[Dataset entries]

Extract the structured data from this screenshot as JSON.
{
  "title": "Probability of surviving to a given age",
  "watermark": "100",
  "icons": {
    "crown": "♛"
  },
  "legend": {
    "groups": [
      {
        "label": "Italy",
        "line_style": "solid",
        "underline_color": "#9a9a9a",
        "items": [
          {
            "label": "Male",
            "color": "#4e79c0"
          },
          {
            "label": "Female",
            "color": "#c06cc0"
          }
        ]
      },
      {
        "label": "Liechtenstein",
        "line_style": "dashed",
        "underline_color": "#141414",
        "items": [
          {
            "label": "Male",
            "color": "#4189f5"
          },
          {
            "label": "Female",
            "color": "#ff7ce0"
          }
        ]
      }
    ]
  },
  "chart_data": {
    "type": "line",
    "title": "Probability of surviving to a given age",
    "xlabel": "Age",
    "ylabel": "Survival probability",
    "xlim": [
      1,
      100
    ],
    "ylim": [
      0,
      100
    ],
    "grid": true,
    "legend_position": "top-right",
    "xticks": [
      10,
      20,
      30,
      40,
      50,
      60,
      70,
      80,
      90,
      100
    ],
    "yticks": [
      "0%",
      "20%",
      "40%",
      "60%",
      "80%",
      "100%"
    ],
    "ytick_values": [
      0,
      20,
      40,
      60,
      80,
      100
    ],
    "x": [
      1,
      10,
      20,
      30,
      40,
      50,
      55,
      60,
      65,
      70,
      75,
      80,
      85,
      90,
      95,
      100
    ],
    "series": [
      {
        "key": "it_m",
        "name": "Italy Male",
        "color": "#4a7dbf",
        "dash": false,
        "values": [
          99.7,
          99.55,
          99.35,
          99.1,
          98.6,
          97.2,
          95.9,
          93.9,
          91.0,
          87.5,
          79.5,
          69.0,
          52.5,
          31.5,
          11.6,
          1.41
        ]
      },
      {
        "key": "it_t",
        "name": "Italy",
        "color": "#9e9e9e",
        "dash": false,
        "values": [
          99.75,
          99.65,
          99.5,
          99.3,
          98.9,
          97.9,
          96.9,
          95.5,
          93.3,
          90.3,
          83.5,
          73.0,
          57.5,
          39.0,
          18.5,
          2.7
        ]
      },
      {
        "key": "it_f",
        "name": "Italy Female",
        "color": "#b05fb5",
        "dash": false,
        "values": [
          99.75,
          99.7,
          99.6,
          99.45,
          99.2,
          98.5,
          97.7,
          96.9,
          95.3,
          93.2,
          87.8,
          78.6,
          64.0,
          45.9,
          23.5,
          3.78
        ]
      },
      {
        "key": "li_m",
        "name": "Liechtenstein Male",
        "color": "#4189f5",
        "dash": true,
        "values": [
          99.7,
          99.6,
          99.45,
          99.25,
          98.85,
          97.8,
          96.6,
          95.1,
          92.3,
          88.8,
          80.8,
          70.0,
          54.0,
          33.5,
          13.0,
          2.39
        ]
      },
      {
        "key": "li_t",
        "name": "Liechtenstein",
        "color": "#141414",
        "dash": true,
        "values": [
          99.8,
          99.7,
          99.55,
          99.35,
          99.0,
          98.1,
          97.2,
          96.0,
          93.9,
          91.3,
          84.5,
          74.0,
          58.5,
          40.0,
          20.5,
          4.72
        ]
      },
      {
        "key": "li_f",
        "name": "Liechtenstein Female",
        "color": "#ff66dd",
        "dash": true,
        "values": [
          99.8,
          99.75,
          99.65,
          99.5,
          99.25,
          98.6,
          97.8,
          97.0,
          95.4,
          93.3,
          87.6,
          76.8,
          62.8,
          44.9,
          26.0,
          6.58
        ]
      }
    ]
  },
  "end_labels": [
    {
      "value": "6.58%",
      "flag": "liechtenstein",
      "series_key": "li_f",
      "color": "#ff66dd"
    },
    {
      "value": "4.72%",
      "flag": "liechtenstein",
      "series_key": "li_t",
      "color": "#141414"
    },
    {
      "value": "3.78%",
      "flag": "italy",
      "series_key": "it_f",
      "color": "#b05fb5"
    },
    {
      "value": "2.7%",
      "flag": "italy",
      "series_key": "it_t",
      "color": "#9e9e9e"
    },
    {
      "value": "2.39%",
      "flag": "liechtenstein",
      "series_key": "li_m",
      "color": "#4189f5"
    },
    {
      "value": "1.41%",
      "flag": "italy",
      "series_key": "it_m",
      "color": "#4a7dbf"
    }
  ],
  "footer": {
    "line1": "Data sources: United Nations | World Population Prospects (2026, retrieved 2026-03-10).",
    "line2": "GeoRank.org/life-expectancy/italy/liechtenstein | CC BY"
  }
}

→ CHALLENGE: Return every line above that contains the word "Female".

→ RESULT BELOW:
            "label": "Female",
            "label": "Female",
        "name": "Italy Female",
        "name": "Liechtenstein Female",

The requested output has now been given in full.